- STORED ROWS:
** BEGIN **
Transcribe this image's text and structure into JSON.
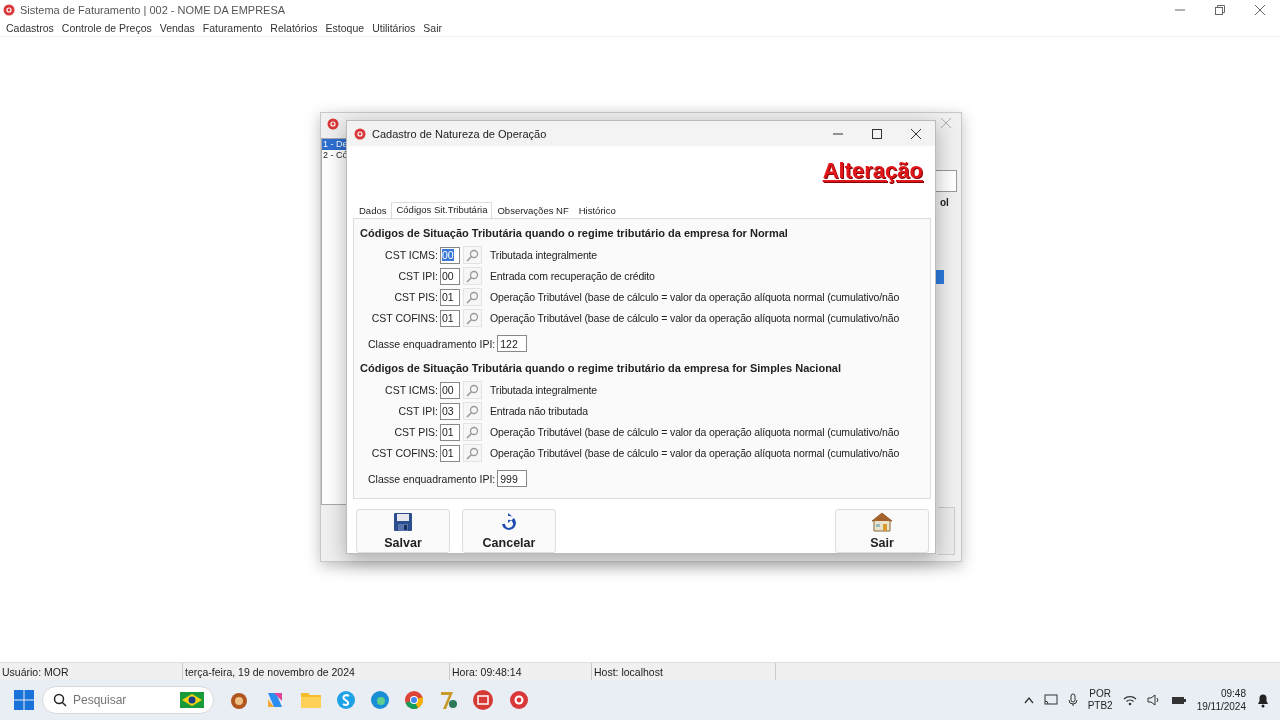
** END **
** BEGIN **
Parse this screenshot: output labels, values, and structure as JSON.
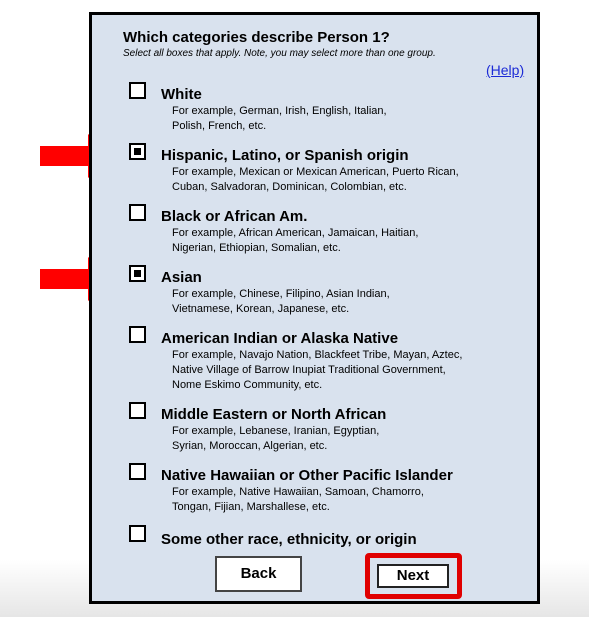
** END **
** BEGIN **
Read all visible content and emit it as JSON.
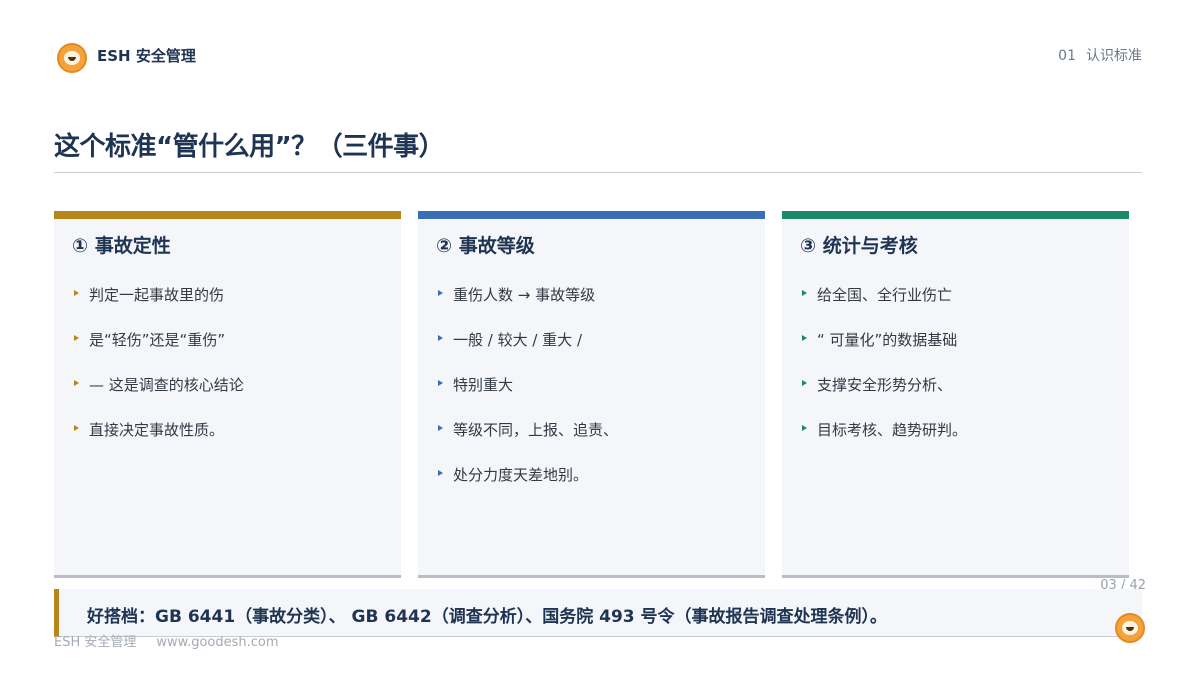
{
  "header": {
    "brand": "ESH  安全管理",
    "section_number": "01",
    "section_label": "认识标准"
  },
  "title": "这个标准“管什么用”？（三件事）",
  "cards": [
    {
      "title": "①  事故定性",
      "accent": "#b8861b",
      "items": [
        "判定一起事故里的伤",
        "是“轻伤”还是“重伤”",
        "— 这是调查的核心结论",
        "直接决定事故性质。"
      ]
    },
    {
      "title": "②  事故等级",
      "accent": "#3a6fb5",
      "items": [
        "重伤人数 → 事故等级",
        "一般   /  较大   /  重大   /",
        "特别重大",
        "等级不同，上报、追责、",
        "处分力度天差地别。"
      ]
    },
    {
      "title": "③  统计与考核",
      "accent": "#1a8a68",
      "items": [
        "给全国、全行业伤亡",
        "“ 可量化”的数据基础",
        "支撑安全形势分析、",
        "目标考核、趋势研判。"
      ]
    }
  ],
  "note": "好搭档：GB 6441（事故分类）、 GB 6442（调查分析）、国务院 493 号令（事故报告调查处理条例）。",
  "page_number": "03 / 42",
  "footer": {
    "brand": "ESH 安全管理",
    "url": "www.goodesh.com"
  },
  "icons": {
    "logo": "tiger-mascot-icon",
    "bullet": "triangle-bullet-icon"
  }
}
** END **
- THE TASK: Copy each line above containing the string "this".

- REPLY:
Transcribe this image's text and structure into JSON.
Parse this screenshot: output labels, values, and structure as JSON.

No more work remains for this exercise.